* WHAT THE TASK REQUIRES *
The data below must be copied in full and without any change.
** BEGIN TASK INPUT **
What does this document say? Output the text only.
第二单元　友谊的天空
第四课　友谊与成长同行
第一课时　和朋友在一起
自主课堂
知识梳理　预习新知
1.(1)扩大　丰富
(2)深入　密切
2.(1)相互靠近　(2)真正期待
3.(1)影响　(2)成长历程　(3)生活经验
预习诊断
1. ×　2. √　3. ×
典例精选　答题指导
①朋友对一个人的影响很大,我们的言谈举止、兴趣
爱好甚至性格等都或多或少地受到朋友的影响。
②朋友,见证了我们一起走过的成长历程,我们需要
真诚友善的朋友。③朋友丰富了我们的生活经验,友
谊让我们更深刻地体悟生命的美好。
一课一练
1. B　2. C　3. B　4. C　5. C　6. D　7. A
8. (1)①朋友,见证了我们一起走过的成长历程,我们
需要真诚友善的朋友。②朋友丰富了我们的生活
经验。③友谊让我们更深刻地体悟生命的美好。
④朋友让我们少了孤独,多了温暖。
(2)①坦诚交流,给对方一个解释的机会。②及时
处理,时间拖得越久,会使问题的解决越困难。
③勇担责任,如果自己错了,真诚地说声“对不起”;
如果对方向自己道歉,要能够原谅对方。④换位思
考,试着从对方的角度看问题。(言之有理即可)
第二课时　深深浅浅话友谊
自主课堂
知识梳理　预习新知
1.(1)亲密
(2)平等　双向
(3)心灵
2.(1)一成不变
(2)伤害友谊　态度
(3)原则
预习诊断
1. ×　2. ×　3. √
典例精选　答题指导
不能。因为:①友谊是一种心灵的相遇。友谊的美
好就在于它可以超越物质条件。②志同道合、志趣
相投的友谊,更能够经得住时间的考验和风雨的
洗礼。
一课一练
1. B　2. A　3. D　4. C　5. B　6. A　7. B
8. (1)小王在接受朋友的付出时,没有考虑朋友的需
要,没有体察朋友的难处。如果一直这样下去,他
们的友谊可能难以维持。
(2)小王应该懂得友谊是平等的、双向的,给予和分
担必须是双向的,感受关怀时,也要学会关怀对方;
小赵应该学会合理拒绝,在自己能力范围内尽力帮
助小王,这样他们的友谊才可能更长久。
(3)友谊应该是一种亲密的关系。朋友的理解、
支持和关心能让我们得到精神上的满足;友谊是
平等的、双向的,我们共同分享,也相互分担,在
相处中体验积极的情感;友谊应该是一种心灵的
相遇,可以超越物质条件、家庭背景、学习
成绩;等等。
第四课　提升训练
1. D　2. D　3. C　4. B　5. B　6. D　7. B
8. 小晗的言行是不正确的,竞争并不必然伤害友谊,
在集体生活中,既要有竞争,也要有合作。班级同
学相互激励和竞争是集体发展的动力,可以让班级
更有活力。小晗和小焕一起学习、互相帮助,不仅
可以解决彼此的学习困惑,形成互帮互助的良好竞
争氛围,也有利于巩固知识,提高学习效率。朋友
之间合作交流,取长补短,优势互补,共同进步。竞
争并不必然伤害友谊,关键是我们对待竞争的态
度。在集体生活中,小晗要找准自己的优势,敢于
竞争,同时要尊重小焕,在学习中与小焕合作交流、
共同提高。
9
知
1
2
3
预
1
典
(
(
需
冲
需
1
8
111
** END TASK INPUT **
* OUTPUT FOR THIS TASK *
What does this document say? Output the text only.
第二单元　友谊的天空
第四课　友谊与成长同行
第一课时　和朋友在一起
自主课堂
知识梳理　预习新知
1.(1)扩大　丰富
(2)深入　密切
2.(1)相互靠近　(2)真正期待
3.(1)影响　(2)成长历程　(3)生活经验
预习诊断
1. ×　2. √　3. ×
典例精选　答题指导
①朋友对一个人的影响很大,我们的言谈举止、兴趣
爱好甚至性格等都或多或少地受到朋友的影响。
②朋友,见证了我们一起走过的成长历程,我们需要
真诚友善的朋友。③朋友丰富了我们的生活经验,友
谊让我们更深刻地体悟生命的美好。
一课一练
1. B　2. C　3. B　4. C　5. C　6. D　7. A
8. (1)①朋友,见证了我们一起走过的成长历程,我们
需要真诚友善的朋友。②朋友丰富了我们的生活
经验。③友谊让我们更深刻地体悟生命的美好。
④朋友让我们少了孤独,多了温暖。
(2)①坦诚交流,给对方一个解释的机会。②及时
处理,时间拖得越久,会使问题的解决越困难。
③勇担责任,如果自己错了,真诚地说声“对不起”;
如果对方向自己道歉,要能够原谅对方。④换位思
考,试着从对方的角度看问题。(言之有理即可)
第二课时　深深浅浅话友谊
自主课堂
知识梳理　预习新知
1.(1)亲密
(2)平等　双向
(3)心灵
2.(1)一成不变
(2)伤害友谊　态度
(3)原则
预习诊断
1. ×　2. ×　3. √
典例精选　答题指导
不能。因为:①友谊是一种心灵的相遇。友谊的美
好就在于它可以超越物质条件。②志同道合、志趣
相投的友谊,更能够经得住时间的考验和风雨的
洗礼。
一课一练
1. B　2. A　3. D　4. C　5. B　6. A　7. B
8. (1)小王在接受朋友的付出时,没有考虑朋友的需
要,没有体察朋友的难处。如果一直这样下去,他
们的友谊可能难以维持。
(2)小王应该懂得友谊是平等的、双向的,给予和分
担必须是双向的,感受关怀时,也要学会关怀对方;
小赵应该学会合理拒绝,在自己能力范围内尽力帮
助小王,这样他们的友谊才可能更长久。
(3)友谊应该是一种亲密的关系。朋友的理解、
支持和关心能让我们得到精神上的满足;友谊是
平等的、双向的,我们共同分享,也相互分担,在
相处中体验积极的情感;友谊应该是一种心灵的
相遇,可以超越物质条件、家庭背景、学习
成绩;等等。
第四课　提升训练
1. D　2. D　3. C　4. B　5. B　6. D　7. B
8. 小晗的言行是不正确的,竞争并不必然伤害友谊,
在集体生活中,既要有竞争,也要有合作。班级同
学相互激励和竞争是集体发展的动力,可以让班级
更有活力。小晗和小焕一起学习、互相帮助,不仅
可以解决彼此的学习困惑,形成互帮互助的良好竞
争氛围,也有利于巩固知识,提高学习效率。朋友
之间合作交流,取长补短,优势互补,共同进步。竞
争并不必然伤害友谊,关键是我们对待竞争的态
度。在集体生活中,小晗要找准自己的优势,敢于
竞争,同时要尊重小焕,在学习中与小焕合作交流、
共同提高。
9
知
1
2
3
预
1
典
(
(
需
冲
需
1
8
111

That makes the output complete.